== Data extract

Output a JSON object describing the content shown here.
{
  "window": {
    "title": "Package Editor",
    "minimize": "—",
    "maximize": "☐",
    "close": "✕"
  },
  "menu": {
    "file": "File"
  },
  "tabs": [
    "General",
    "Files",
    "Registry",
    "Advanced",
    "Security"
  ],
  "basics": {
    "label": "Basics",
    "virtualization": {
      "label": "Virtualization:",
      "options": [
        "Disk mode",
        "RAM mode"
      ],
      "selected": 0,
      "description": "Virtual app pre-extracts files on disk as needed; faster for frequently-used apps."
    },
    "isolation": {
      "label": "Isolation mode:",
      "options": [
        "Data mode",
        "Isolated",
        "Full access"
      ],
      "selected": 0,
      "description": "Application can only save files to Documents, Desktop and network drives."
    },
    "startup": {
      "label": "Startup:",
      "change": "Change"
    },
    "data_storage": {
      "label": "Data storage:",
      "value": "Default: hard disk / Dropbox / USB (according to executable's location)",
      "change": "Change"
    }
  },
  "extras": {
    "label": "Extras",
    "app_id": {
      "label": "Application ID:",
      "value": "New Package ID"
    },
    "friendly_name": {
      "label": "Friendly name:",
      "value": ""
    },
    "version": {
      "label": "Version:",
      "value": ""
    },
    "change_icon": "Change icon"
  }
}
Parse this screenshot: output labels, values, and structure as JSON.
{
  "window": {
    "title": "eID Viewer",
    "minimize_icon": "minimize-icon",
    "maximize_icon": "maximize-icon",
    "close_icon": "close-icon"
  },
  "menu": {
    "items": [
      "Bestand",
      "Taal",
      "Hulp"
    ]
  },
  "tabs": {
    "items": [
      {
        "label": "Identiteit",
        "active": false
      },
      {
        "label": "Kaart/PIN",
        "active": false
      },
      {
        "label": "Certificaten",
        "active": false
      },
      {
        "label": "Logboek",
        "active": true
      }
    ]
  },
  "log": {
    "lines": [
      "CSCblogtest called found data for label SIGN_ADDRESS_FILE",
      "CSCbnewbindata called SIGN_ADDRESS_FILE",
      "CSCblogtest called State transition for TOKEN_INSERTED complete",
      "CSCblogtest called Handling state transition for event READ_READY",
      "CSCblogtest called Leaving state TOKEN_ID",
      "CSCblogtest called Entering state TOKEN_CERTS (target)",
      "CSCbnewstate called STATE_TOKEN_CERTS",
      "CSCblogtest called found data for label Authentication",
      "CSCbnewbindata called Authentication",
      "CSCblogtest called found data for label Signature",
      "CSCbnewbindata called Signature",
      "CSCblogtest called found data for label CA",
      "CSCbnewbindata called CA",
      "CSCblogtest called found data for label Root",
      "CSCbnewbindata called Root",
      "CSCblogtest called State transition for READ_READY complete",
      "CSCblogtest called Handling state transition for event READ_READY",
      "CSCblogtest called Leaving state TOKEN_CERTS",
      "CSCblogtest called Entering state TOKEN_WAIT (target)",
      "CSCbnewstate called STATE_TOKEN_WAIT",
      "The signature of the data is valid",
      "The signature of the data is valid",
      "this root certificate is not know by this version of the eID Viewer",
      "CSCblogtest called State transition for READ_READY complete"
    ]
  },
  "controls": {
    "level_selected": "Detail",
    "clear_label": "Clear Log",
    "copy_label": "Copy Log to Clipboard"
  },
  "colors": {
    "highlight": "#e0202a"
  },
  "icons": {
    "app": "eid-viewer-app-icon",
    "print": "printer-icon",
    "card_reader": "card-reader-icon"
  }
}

====

Written request ▸
Copy out every line of the listing that contains the string "Authentication".

Task response ▸
      "CSCblogtest called found data for label Authentication",
      "CSCbnewbindata called Authentication",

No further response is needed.